PROMPT.
Your task is to copy the listing exactly, with the pictures left out.

________________________________________

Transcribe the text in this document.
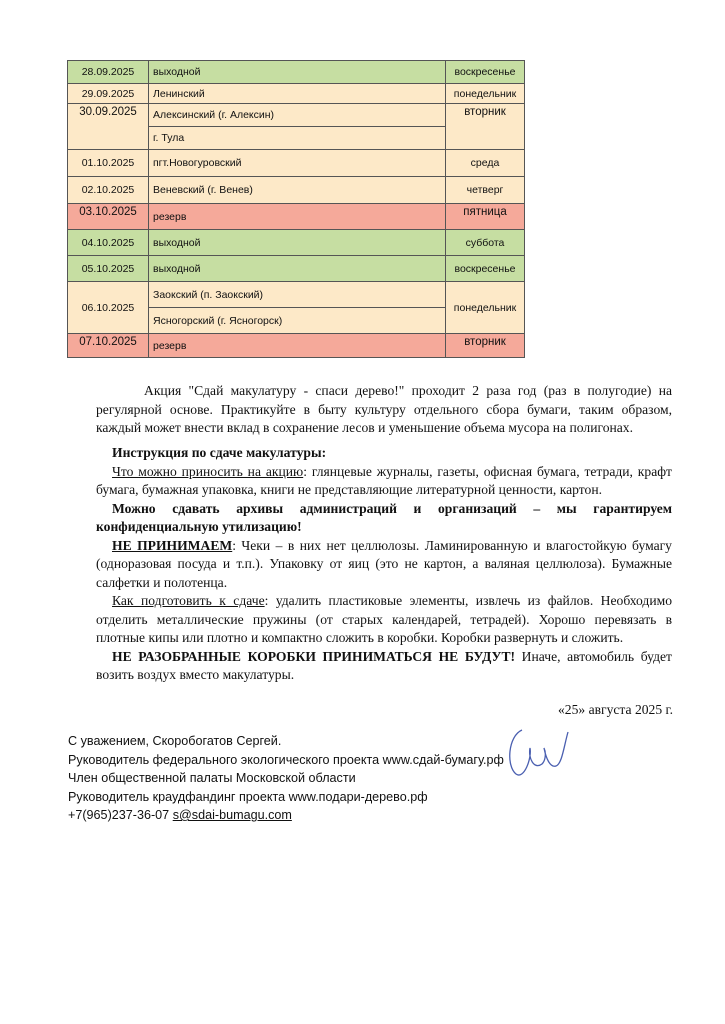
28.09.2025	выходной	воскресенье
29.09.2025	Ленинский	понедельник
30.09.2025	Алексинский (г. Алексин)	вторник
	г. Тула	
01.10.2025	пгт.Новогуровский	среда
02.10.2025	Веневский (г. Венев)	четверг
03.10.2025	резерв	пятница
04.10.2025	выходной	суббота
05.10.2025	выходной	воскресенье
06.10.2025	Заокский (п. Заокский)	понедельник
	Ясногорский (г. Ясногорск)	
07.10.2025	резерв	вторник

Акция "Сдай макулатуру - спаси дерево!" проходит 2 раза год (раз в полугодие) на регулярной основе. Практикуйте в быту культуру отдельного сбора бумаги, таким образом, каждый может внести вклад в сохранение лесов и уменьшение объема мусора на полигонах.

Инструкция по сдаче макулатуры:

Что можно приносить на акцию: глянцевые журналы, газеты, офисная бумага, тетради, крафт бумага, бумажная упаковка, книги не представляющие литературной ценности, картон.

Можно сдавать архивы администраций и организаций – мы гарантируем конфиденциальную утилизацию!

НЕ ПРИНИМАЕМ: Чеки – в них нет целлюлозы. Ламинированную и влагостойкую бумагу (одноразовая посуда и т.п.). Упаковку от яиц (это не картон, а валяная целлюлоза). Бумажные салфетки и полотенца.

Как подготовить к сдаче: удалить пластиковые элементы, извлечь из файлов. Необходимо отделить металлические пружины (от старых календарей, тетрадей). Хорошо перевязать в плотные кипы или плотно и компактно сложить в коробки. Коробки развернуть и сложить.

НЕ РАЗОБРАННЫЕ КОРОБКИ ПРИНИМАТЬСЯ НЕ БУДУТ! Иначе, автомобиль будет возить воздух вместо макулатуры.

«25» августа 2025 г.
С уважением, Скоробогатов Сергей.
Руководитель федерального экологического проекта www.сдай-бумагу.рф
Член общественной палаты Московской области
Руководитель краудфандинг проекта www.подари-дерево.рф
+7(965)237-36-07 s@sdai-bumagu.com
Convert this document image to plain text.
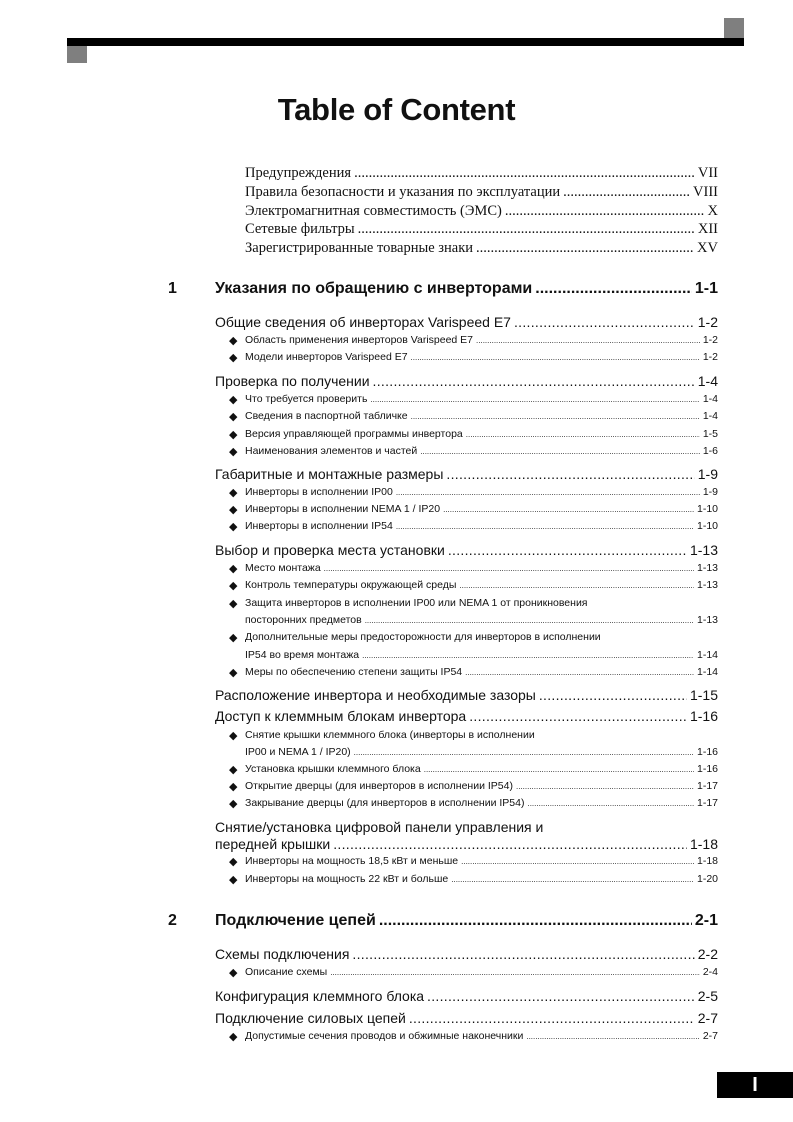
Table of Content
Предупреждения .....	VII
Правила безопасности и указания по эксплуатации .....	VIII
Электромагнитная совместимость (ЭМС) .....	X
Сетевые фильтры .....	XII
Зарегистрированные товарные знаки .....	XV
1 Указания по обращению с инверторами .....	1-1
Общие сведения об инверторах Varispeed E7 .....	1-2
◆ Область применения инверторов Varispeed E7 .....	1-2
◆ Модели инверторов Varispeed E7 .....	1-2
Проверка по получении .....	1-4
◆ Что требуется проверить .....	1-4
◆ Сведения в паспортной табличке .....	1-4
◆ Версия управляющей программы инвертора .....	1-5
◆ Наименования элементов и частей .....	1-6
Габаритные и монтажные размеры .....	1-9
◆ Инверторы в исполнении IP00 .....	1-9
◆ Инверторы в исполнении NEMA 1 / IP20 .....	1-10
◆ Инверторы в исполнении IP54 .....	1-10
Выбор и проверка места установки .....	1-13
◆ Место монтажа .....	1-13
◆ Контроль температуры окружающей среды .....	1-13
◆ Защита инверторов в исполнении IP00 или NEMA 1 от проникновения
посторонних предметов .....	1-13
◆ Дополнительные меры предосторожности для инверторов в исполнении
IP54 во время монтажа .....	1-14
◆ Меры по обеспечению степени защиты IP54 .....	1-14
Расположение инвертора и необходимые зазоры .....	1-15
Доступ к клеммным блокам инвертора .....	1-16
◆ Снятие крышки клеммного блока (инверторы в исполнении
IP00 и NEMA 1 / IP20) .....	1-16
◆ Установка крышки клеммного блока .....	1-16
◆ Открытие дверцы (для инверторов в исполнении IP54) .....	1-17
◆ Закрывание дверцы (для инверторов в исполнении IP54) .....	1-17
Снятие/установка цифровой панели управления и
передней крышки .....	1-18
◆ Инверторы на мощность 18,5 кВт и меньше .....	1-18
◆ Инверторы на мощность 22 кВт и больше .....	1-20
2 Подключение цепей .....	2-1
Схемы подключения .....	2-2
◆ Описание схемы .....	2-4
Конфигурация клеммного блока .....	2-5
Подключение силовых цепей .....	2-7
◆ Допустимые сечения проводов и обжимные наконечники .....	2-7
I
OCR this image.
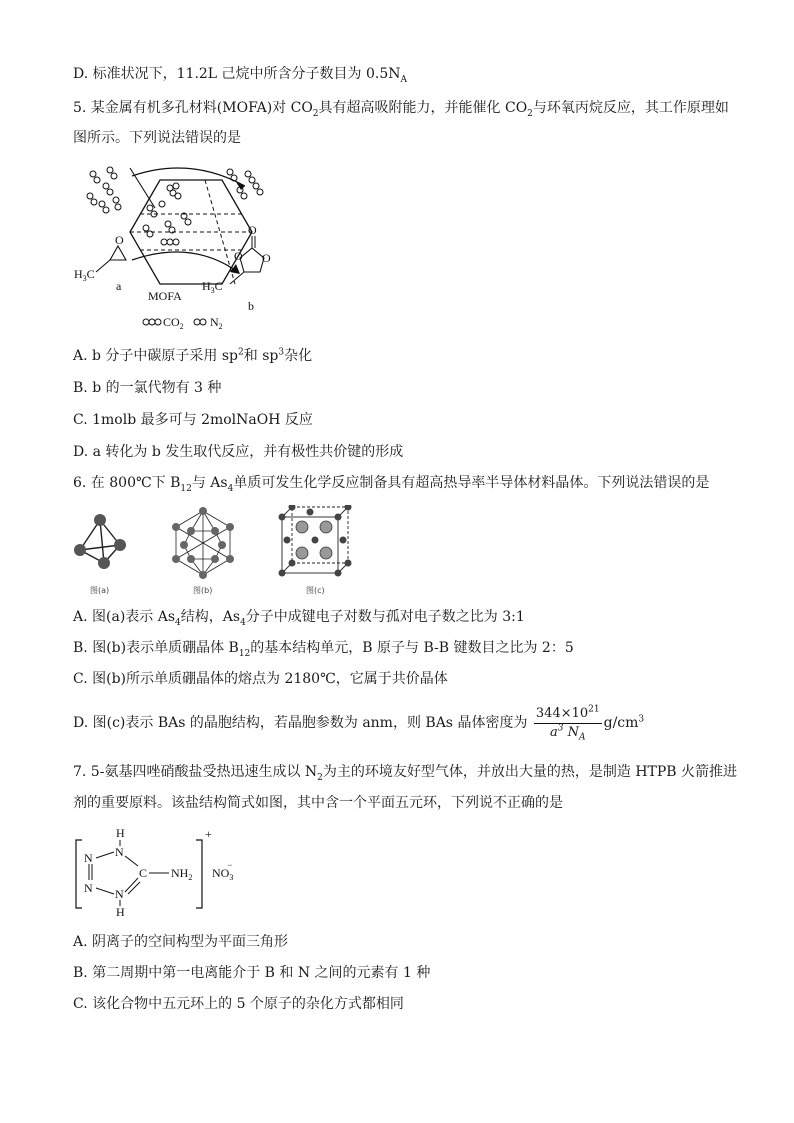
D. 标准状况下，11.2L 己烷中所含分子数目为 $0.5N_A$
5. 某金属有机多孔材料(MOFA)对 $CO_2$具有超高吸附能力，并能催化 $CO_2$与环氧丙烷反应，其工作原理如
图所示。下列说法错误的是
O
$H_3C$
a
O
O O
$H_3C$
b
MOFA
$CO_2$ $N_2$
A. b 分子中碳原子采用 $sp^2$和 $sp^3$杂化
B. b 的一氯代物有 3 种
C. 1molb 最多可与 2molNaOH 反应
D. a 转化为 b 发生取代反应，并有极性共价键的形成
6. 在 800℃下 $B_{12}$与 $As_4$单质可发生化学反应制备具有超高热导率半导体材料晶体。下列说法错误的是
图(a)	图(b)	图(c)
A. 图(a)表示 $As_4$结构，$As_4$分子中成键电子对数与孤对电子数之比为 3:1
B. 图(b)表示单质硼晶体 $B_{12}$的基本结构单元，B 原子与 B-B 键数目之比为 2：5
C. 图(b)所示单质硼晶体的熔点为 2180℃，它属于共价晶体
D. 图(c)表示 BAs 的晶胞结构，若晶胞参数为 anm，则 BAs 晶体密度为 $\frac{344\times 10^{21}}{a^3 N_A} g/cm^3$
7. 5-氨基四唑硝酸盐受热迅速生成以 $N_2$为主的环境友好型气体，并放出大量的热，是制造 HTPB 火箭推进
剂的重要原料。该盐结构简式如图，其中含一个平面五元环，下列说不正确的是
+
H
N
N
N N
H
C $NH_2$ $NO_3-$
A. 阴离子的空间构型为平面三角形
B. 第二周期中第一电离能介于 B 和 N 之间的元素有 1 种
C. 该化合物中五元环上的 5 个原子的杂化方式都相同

________________________________________

FINISHED EXERCISE.
Transcribe the text in this document.
28.09.2025	выходной	воскресенье
29.09.2025	Ленинский	понедельник
30.09.2025	Алексинский (г. Алексин)	вторник
	г. Тула	
01.10.2025	пгт.Новогуровский	среда
02.10.2025	Веневский (г. Венев)	четверг
03.10.2025	резерв	пятница
04.10.2025	выходной	суббота
05.10.2025	выходной	воскресенье
06.10.2025	Заокский (п. Заокский)	понедельник
	Ясногорский (г. Ясногорск)	
07.10.2025	резерв	вторник

Акция "Сдай макулатуру - спаси дерево!" проходит 2 раза год (раз в полугодие) на регулярной основе. Практикуйте в быту культуру отдельного сбора бумаги, таким образом, каждый может внести вклад в сохранение лесов и уменьшение объема мусора на полигонах.

Инструкция по сдаче макулатуры:

Что можно приносить на акцию: глянцевые журналы, газеты, офисная бумага, тетради, крафт бумага, бумажная упаковка, книги не представляющие литературной ценности, картон.

Можно сдавать архивы администраций и организаций – мы гарантируем конфиденциальную утилизацию!

НЕ ПРИНИМАЕМ: Чеки – в них нет целлюлозы. Ламинированную и влагостойкую бумагу (одноразовая посуда и т.п.). Упаковку от яиц (это не картон, а валяная целлюлоза). Бумажные салфетки и полотенца.

Как подготовить к сдаче: удалить пластиковые элементы, извлечь из файлов. Необходимо отделить металлические пружины (от старых календарей, тетрадей). Хорошо перевязать в плотные кипы или плотно и компактно сложить в коробки. Коробки развернуть и сложить.

НЕ РАЗОБРАННЫЕ КОРОБКИ ПРИНИМАТЬСЯ НЕ БУДУТ! Иначе, автомобиль будет возить воздух вместо макулатуры.

«25» августа 2025 г.
С уважением, Скоробогатов Сергей.
Руководитель федерального экологического проекта www.сдай-бумагу.рф
Член общественной палаты Московской области
Руководитель краудфандинг проекта www.подари-дерево.рф
+7(965)237-36-07 s@sdai-bumagu.com
Convert this document image to plain text.
Table of Content
Предупреждения .....	VII
Правила безопасности и указания по эксплуатации .....	VIII
Электромагнитная совместимость (ЭМС) .....	X
Сетевые фильтры .....	XII
Зарегистрированные товарные знаки .....	XV
1 Указания по обращению с инверторами .....	1-1
Общие сведения об инверторах Varispeed E7 .....	1-2
◆ Область применения инверторов Varispeed E7 .....	1-2
◆ Модели инверторов Varispeed E7 .....	1-2
Проверка по получении .....	1-4
◆ Что требуется проверить .....	1-4
◆ Сведения в паспортной табличке .....	1-4
◆ Версия управляющей программы инвертора .....	1-5
◆ Наименования элементов и частей .....	1-6
Габаритные и монтажные размеры .....	1-9
◆ Инверторы в исполнении IP00 .....	1-9
◆ Инверторы в исполнении NEMA 1 / IP20 .....	1-10
◆ Инверторы в исполнении IP54 .....	1-10
Выбор и проверка места установки .....	1-13
◆ Место монтажа .....	1-13
◆ Контроль температуры окружающей среды .....	1-13
◆ Защита инверторов в исполнении IP00 или NEMA 1 от проникновения
посторонних предметов .....	1-13
◆ Дополнительные меры предосторожности для инверторов в исполнении
IP54 во время монтажа .....	1-14
◆ Меры по обеспечению степени защиты IP54 .....	1-14
Расположение инвертора и необходимые зазоры .....	1-15
Доступ к клеммным блокам инвертора .....	1-16
◆ Снятие крышки клеммного блока (инверторы в исполнении
IP00 и NEMA 1 / IP20) .....	1-16
◆ Установка крышки клеммного блока .....	1-16
◆ Открытие дверцы (для инверторов в исполнении IP54) .....	1-17
◆ Закрывание дверцы (для инверторов в исполнении IP54) .....	1-17
Снятие/установка цифровой панели управления и
передней крышки .....	1-18
◆ Инверторы на мощность 18,5 кВт и меньше .....	1-18
◆ Инверторы на мощность 22 кВт и больше .....	1-20
2 Подключение цепей .....	2-1
Схемы подключения .....	2-2
◆ Описание схемы .....	2-4
Конфигурация клеммного блока .....	2-5
Подключение силовых цепей .....	2-7
◆ Допустимые сечения проводов и обжимные наконечники .....	2-7
I
OCR this image.
D. 标准状况下，11.2L 己烷中所含分子数目为 $0.5N_A$
5. 某金属有机多孔材料(MOFA)对 $CO_2$具有超高吸附能力，并能催化 $CO_2$与环氧丙烷反应，其工作原理如
图所示。下列说法错误的是
O
$H_3C$
a
O
O O
$H_3C$
b
MOFA
$CO_2$ $N_2$
A. b 分子中碳原子采用 $sp^2$和 $sp^3$杂化
B. b 的一氯代物有 3 种
C. 1molb 最多可与 2molNaOH 反应
D. a 转化为 b 发生取代反应，并有极性共价键的形成
6. 在 800℃下 $B_{12}$与 $As_4$单质可发生化学反应制备具有超高热导率半导体材料晶体。下列说法错误的是
图(a)	图(b)	图(c)
A. 图(a)表示 $As_4$结构，$As_4$分子中成键电子对数与孤对电子数之比为 3:1
B. 图(b)表示单质硼晶体 $B_{12}$的基本结构单元，B 原子与 B-B 键数目之比为 2：5
C. 图(b)所示单质硼晶体的熔点为 2180℃，它属于共价晶体
D. 图(c)表示 BAs 的晶胞结构，若晶胞参数为 anm，则 BAs 晶体密度为 $\frac{344\times 10^{21}}{a^3 N_A} g/cm^3$
7. 5-氨基四唑硝酸盐受热迅速生成以 $N_2$为主的环境友好型气体，并放出大量的热，是制造 HTPB 火箭推进
剂的重要原料。该盐结构简式如图，其中含一个平面五元环，下列说不正确的是
+
H
N
N
N N
H
C $NH_2$ $NO_3-$
A. 阴离子的空间构型为平面三角形
B. 第二周期中第一电离能介于 B 和 N 之间的元素有 1 种
C. 该化合物中五元环上的 5 个原子的杂化方式都相同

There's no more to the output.